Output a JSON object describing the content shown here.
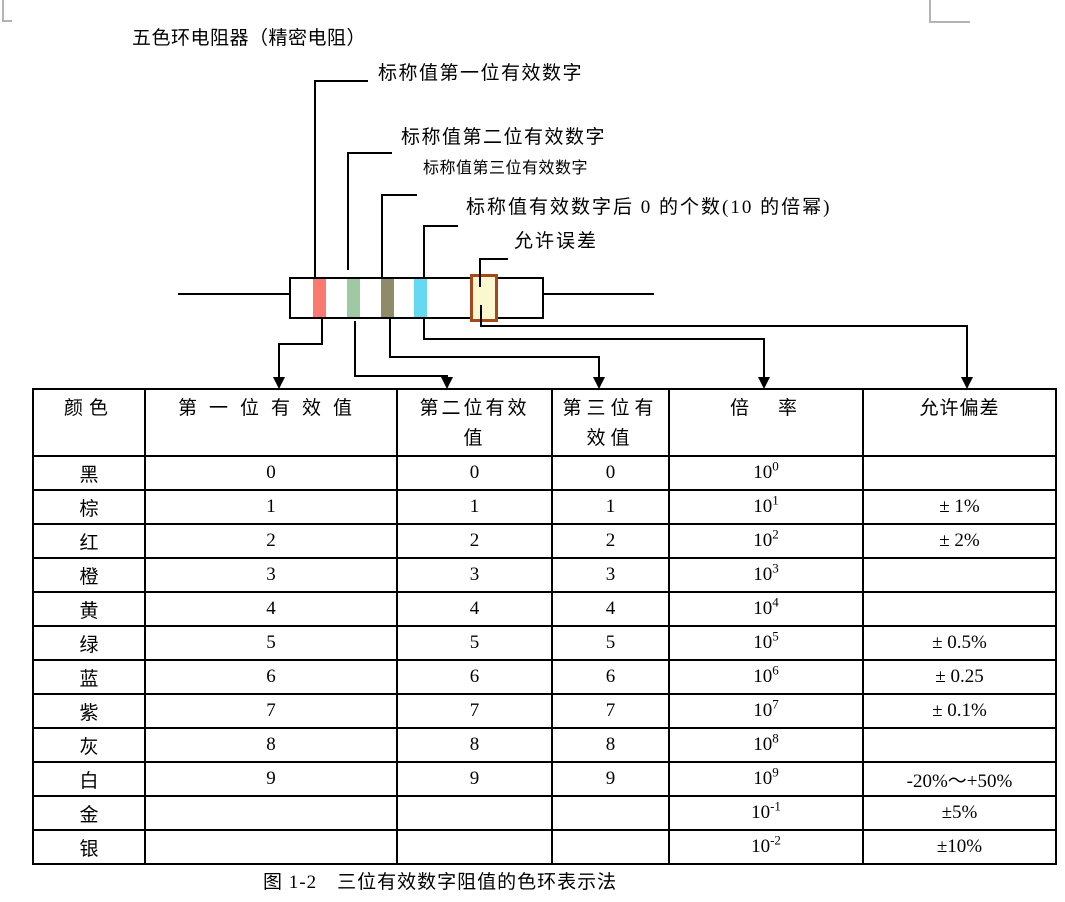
{
  "page": {
    "title": "五色环电阻器（精密电阻）",
    "caption": "图 1-2　三位有效数字阻值的色环表示法"
  },
  "diagram": {
    "band_labels": [
      "标称值第一位有效数字",
      "标称值第二位有效数字",
      "标称值第三位有效数字",
      "标称值有效数字后 0 的个数(10 的倍幂)",
      "允许误差"
    ],
    "bands": [
      {
        "name": "first-digit-band",
        "color": "#fa7a72"
      },
      {
        "name": "second-digit-band",
        "color": "#9fc9a5"
      },
      {
        "name": "third-digit-band",
        "color": "#8f8a68"
      },
      {
        "name": "multiplier-band",
        "color": "#66d9f2"
      },
      {
        "name": "tolerance-band",
        "fill": "#fbf8cf",
        "border": "#a44a1a"
      }
    ]
  },
  "table": {
    "headers": [
      {
        "lines": [
          "颜色"
        ]
      },
      {
        "lines": [
          "第一位有效值"
        ]
      },
      {
        "lines": [
          "第二位有效",
          "值"
        ]
      },
      {
        "lines": [
          "第三位有",
          "效值"
        ]
      },
      {
        "lines": [
          "倍　率"
        ]
      },
      {
        "lines": [
          "允许偏差"
        ]
      }
    ],
    "multiplier_base": "10",
    "rows": [
      {
        "color": "黑",
        "d1": "0",
        "d2": "0",
        "d3": "0",
        "exp": "0",
        "tol": ""
      },
      {
        "color": "棕",
        "d1": "1",
        "d2": "1",
        "d3": "1",
        "exp": "1",
        "tol": "± 1%"
      },
      {
        "color": "红",
        "d1": "2",
        "d2": "2",
        "d3": "2",
        "exp": "2",
        "tol": "± 2%"
      },
      {
        "color": "橙",
        "d1": "3",
        "d2": "3",
        "d3": "3",
        "exp": "3",
        "tol": ""
      },
      {
        "color": "黄",
        "d1": "4",
        "d2": "4",
        "d3": "4",
        "exp": "4",
        "tol": ""
      },
      {
        "color": "绿",
        "d1": "5",
        "d2": "5",
        "d3": "5",
        "exp": "5",
        "tol": "± 0.5%"
      },
      {
        "color": "蓝",
        "d1": "6",
        "d2": "6",
        "d3": "6",
        "exp": "6",
        "tol": "± 0.25"
      },
      {
        "color": "紫",
        "d1": "7",
        "d2": "7",
        "d3": "7",
        "exp": "7",
        "tol": "± 0.1%"
      },
      {
        "color": "灰",
        "d1": "8",
        "d2": "8",
        "d3": "8",
        "exp": "8",
        "tol": ""
      },
      {
        "color": "白",
        "d1": "9",
        "d2": "9",
        "d3": "9",
        "exp": "9",
        "tol": "-20%～+50%"
      },
      {
        "color": "金",
        "d1": "",
        "d2": "",
        "d3": "",
        "exp": "-1",
        "tol": "±5%"
      },
      {
        "color": "银",
        "d1": "",
        "d2": "",
        "d3": "",
        "exp": "-2",
        "tol": "±10%"
      }
    ]
  }
}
● ● ●
### What the task requires
Where a line contains the string "digit", extract that line.

### Reply to the exercise
        "name": "first-digit-band",
        "name": "second-digit-band",
        "name": "third-digit-band",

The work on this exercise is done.